WHAT TO PRODUCE
Reproduce the listing below line for line, keeping every character unchanged.

------ EXERCISE MATERIAL ------

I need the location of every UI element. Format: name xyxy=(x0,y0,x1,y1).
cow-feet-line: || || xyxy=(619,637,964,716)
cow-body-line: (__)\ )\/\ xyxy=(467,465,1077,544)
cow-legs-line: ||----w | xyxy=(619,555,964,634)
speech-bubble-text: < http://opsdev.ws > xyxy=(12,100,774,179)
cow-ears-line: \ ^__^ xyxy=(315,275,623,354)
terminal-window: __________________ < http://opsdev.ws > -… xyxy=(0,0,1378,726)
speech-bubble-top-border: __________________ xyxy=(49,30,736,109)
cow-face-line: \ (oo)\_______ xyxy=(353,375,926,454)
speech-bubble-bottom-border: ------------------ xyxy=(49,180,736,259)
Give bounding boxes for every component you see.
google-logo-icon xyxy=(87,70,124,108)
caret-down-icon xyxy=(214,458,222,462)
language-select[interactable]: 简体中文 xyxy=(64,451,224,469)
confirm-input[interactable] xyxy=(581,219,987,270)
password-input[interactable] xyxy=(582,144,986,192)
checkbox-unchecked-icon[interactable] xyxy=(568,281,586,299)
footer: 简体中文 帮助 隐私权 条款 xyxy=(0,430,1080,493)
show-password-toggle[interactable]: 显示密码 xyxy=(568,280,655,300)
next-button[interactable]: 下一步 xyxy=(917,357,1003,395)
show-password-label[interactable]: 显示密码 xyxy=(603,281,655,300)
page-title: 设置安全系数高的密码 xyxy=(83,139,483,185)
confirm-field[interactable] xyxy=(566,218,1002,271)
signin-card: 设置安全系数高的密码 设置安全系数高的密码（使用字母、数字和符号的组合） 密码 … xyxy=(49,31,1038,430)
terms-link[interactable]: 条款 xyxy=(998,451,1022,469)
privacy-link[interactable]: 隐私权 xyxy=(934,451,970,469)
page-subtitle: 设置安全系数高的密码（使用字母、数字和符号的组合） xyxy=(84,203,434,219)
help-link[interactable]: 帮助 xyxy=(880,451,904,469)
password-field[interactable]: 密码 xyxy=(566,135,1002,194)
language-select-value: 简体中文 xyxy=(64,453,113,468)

------

FINISHED ANSWER
I need the location of every UI element. Format: name xyxy=(x0,y0,x1,y1).
cow-feet-line: || || xyxy=(619,637,964,716)
cow-body-line: (__)\ )\/\ xyxy=(467,465,1077,544)
cow-legs-line: ||----w | xyxy=(619,555,964,634)
speech-bubble-text: < http://opsdev.ws > xyxy=(12,100,774,179)
cow-ears-line: \ ^__^ xyxy=(315,275,623,354)
terminal-window: __________________ < http://opsdev.ws > -… xyxy=(0,0,1378,726)
speech-bubble-top-border: __________________ xyxy=(49,30,736,109)
cow-face-line: \ (oo)\_______ xyxy=(353,375,926,454)
speech-bubble-bottom-border: ------------------ xyxy=(49,180,736,259)
Give bounding boxes for every component you see.
google-logo-icon xyxy=(87,70,124,108)
caret-down-icon xyxy=(214,458,222,462)
language-select[interactable]: 简体中文 xyxy=(64,451,224,469)
confirm-input[interactable] xyxy=(581,219,987,270)
password-input[interactable] xyxy=(582,144,986,192)
checkbox-unchecked-icon[interactable] xyxy=(568,281,586,299)
footer: 简体中文 帮助 隐私权 条款 xyxy=(0,430,1080,493)
show-password-toggle[interactable]: 显示密码 xyxy=(568,280,655,300)
next-button[interactable]: 下一步 xyxy=(917,357,1003,395)
show-password-label[interactable]: 显示密码 xyxy=(603,281,655,300)
page-title: 设置安全系数高的密码 xyxy=(83,139,483,185)
confirm-field[interactable] xyxy=(566,218,1002,271)
signin-card: 设置安全系数高的密码 设置安全系数高的密码（使用字母、数字和符号的组合） 密码 … xyxy=(49,31,1038,430)
terms-link[interactable]: 条款 xyxy=(998,451,1022,469)
privacy-link[interactable]: 隐私权 xyxy=(934,451,970,469)
page-subtitle: 设置安全系数高的密码（使用字母、数字和符号的组合） xyxy=(84,203,434,219)
help-link[interactable]: 帮助 xyxy=(880,451,904,469)
password-field[interactable]: 密码 xyxy=(566,135,1002,194)
language-select-value: 简体中文 xyxy=(64,453,113,468)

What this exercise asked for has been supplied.